■ PROBLEM TO WORK ON: Extract the full set of records, then give each one again exactly.

────────

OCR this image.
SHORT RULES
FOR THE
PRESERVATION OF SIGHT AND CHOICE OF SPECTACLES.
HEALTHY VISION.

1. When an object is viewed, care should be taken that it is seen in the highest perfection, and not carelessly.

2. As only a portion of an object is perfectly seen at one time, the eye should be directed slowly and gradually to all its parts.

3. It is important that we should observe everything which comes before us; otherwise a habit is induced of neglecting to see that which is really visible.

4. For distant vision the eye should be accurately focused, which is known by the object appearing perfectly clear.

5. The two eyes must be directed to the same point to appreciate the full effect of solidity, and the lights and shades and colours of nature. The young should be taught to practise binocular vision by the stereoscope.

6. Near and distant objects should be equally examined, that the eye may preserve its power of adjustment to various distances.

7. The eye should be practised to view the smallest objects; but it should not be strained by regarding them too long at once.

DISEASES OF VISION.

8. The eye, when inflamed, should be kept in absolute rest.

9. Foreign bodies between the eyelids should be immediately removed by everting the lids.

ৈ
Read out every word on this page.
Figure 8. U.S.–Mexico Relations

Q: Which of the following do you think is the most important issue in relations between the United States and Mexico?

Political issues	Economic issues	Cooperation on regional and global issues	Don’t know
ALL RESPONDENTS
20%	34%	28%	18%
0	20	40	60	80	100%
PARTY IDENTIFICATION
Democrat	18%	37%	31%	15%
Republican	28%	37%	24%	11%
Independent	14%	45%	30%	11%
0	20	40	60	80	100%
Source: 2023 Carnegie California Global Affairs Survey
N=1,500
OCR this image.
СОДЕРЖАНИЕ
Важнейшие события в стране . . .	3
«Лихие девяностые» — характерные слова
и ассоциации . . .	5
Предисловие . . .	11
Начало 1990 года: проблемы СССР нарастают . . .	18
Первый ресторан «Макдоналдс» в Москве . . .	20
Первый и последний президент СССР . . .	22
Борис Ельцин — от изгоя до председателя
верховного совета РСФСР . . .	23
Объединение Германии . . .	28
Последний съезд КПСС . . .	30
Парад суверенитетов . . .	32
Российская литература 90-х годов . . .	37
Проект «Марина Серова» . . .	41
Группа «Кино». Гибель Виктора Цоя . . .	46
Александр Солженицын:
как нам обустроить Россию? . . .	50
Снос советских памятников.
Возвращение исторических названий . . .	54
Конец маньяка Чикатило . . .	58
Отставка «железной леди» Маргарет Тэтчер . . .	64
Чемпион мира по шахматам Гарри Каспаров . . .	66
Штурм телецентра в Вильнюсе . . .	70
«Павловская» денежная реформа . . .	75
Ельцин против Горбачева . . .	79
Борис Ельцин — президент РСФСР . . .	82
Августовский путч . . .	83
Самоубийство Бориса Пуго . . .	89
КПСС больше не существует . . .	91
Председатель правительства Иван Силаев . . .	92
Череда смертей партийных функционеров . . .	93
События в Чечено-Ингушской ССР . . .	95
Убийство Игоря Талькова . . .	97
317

────────

■ EXERCISE RESULT:
OCR this image.
SHORT RULES
FOR THE
PRESERVATION OF SIGHT AND CHOICE OF SPECTACLES.
HEALTHY VISION.

1. When an object is viewed, care should be taken that it is seen in the highest perfection, and not carelessly.

2. As only a portion of an object is perfectly seen at one time, the eye should be directed slowly and gradually to all its parts.

3. It is important that we should observe everything which comes before us; otherwise a habit is induced of neglecting to see that which is really visible.

4. For distant vision the eye should be accurately focused, which is known by the object appearing perfectly clear.

5. The two eyes must be directed to the same point to appreciate the full effect of solidity, and the lights and shades and colours of nature. The young should be taught to practise binocular vision by the stereoscope.

6. Near and distant objects should be equally examined, that the eye may preserve its power of adjustment to various distances.

7. The eye should be practised to view the smallest objects; but it should not be strained by regarding them too long at once.

DISEASES OF VISION.

8. The eye, when inflamed, should be kept in absolute rest.

9. Foreign bodies between the eyelids should be immediately removed by everting the lids.

ৈ
Read out every word on this page.
Figure 8. U.S.–Mexico Relations

Q: Which of the following do you think is the most important issue in relations between the United States and Mexico?

Political issues	Economic issues	Cooperation on regional and global issues	Don’t know
ALL RESPONDENTS
20%	34%	28%	18%
0	20	40	60	80	100%
PARTY IDENTIFICATION
Democrat	18%	37%	31%	15%
Republican	28%	37%	24%	11%
Independent	14%	45%	30%	11%
0	20	40	60	80	100%
Source: 2023 Carnegie California Global Affairs Survey
N=1,500
OCR this image.
СОДЕРЖАНИЕ
Важнейшие события в стране . . .	3
«Лихие девяностые» — характерные слова
и ассоциации . . .	5
Предисловие . . .	11
Начало 1990 года: проблемы СССР нарастают . . .	18
Первый ресторан «Макдоналдс» в Москве . . .	20
Первый и последний президент СССР . . .	22
Борис Ельцин — от изгоя до председателя
верховного совета РСФСР . . .	23
Объединение Германии . . .	28
Последний съезд КПСС . . .	30
Парад суверенитетов . . .	32
Российская литература 90-х годов . . .	37
Проект «Марина Серова» . . .	41
Группа «Кино». Гибель Виктора Цоя . . .	46
Александр Солженицын:
как нам обустроить Россию? . . .	50
Снос советских памятников.
Возвращение исторических названий . . .	54
Конец маньяка Чикатило . . .	58
Отставка «железной леди» Маргарет Тэтчер . . .	64
Чемпион мира по шахматам Гарри Каспаров . . .	66
Штурм телецентра в Вильнюсе . . .	70
«Павловская» денежная реформа . . .	75
Ельцин против Горбачева . . .	79
Борис Ельцин — президент РСФСР . . .	82
Августовский путч . . .	83
Самоубийство Бориса Пуго . . .	89
КПСС больше не существует . . .	91
Председатель правительства Иван Силаев . . .	92
Череда смертей партийных функционеров . . .	93
События в Чечено-Ингушской ССР . . .	95
Убийство Игоря Талькова . . .	97
317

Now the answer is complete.